Stated exercise. Output all records precisely as written.
::: Input for this task
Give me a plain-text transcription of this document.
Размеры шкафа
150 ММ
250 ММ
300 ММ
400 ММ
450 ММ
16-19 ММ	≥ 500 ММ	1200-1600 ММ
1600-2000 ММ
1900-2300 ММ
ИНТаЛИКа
::::::
Complete response.
Give me a plain-text transcription of this document.
Размеры шкафа
150 ММ
250 ММ
300 ММ
400 ММ
450 ММ
16-19 ММ	≥ 500 ММ	1200-1600 ММ
1600-2000 ММ
1900-2300 ММ
ИНТаЛИКа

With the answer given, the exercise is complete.